==== DATA SUPPLIED
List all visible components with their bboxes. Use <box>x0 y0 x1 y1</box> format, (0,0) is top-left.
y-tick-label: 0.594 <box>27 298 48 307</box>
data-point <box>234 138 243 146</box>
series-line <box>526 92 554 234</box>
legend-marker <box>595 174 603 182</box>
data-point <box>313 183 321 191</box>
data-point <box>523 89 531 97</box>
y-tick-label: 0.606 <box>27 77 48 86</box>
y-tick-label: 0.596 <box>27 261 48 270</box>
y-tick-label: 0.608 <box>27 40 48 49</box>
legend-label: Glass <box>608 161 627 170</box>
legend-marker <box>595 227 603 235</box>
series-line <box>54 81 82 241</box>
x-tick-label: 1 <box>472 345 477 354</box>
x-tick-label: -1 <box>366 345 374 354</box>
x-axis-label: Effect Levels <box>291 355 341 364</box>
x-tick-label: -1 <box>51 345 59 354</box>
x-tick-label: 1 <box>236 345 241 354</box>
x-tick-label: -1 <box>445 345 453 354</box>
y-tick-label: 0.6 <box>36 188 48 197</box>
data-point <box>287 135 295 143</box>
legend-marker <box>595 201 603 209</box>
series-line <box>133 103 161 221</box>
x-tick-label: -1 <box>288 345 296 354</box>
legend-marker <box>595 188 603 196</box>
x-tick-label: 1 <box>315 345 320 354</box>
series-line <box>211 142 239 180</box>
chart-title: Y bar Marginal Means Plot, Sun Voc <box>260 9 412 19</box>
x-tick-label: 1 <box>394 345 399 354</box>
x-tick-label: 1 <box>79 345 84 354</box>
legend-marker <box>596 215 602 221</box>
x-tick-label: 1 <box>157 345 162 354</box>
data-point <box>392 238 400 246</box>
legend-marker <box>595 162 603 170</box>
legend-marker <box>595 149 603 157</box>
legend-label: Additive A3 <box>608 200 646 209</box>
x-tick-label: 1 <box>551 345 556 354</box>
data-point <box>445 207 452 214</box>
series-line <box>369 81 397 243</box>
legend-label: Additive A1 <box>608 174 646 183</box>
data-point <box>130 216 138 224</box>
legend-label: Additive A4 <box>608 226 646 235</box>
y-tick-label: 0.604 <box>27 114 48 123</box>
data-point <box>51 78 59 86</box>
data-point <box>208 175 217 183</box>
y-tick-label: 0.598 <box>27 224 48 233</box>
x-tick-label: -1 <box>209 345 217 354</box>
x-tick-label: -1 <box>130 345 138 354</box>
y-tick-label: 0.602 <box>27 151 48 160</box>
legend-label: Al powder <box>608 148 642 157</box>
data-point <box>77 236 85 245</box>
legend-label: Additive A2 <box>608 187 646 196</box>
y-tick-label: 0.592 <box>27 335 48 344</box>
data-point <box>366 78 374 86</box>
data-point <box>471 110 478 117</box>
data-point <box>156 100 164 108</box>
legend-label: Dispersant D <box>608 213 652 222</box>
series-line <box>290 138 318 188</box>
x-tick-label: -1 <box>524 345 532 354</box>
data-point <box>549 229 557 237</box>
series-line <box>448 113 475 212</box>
========
Can you rewrite the records from their start down through the line containing "x-tick-label: 1 <box>472 345 477 354</box>", both ends included, with "series-line" changed to "trend-line" and nothing else altered?

List all visible components with their bboxes. Use <box>x0 y0 x1 y1</box> format, (0,0) is top-left.
y-tick-label: 0.594 <box>27 298 48 307</box>
data-point <box>234 138 243 146</box>
trend-line <box>526 92 554 234</box>
legend-marker <box>595 174 603 182</box>
data-point <box>313 183 321 191</box>
data-point <box>523 89 531 97</box>
y-tick-label: 0.606 <box>27 77 48 86</box>
y-tick-label: 0.596 <box>27 261 48 270</box>
y-tick-label: 0.608 <box>27 40 48 49</box>
legend-label: Glass <box>608 161 627 170</box>
legend-marker <box>595 227 603 235</box>
trend-line <box>54 81 82 241</box>
x-tick-label: 1 <box>472 345 477 354</box>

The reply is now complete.